### PROBLEM DESCRIPTION:
In the listing that follows, count each line where the word "Rosiade" appears; write nothing but the count.
## begin DATA EXTRACT
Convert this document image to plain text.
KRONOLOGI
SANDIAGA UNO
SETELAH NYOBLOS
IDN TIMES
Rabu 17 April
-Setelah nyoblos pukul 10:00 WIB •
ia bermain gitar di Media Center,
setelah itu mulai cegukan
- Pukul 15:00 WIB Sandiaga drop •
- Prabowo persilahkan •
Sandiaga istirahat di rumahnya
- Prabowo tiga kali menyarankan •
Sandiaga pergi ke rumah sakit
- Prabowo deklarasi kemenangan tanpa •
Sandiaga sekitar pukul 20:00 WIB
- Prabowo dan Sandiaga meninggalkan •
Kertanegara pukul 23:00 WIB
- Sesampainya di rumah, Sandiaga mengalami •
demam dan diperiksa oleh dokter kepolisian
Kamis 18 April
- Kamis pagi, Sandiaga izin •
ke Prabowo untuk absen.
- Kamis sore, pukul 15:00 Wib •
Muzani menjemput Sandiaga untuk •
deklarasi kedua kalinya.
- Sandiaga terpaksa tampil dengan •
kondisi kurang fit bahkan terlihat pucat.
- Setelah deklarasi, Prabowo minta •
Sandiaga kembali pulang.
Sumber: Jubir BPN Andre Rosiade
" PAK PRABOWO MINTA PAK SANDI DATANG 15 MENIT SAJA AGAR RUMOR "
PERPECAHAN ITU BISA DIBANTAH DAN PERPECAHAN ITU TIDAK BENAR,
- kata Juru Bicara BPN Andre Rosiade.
## end DATA EXTRACT
### OUTPUT FOR THIS EXERCISE:
2